◆ Provided data:
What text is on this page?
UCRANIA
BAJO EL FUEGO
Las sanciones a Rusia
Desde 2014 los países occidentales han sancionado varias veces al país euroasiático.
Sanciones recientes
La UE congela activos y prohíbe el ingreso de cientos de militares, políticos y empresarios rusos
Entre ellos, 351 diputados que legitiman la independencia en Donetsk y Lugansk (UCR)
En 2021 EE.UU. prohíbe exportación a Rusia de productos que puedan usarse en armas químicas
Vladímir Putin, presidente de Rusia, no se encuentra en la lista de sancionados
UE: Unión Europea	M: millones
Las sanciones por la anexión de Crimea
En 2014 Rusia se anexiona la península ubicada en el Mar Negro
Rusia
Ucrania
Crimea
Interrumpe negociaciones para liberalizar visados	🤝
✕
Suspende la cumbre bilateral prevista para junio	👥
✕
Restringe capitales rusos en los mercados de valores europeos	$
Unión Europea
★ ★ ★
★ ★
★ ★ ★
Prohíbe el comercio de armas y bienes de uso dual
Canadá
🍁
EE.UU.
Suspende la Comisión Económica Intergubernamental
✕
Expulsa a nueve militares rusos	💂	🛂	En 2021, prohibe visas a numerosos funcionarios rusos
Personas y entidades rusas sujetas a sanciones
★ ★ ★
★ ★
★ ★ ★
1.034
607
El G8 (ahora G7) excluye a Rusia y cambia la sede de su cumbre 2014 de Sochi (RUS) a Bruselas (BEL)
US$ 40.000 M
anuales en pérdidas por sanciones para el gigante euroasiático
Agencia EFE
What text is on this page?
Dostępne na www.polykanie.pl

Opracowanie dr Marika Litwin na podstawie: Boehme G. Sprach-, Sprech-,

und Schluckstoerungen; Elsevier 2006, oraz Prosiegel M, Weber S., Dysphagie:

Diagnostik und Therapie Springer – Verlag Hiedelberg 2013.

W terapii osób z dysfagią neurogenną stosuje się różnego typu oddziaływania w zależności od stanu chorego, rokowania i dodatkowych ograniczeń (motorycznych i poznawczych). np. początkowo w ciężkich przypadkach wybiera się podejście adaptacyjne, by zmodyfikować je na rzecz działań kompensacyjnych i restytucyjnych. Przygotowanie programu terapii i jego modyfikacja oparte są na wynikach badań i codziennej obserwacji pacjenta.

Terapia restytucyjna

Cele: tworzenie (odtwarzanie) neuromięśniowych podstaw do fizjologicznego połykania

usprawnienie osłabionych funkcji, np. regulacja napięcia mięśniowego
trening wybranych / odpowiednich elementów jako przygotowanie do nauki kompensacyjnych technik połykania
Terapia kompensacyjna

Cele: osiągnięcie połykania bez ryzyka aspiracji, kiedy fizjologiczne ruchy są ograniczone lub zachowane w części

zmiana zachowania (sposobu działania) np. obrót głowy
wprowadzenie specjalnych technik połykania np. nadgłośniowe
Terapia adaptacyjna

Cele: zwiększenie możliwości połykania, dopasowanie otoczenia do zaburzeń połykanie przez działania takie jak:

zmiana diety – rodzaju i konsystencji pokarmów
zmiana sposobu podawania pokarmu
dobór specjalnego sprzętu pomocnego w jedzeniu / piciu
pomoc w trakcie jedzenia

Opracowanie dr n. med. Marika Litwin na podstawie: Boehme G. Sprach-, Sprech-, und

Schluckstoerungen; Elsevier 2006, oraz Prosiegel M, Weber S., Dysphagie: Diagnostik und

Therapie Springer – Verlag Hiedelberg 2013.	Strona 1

◆ Work to do: Which lines contain "Crimea"? Copy each of them out.

◆ Answer below:
Las sanciones por la anexión de Crimea
Crimea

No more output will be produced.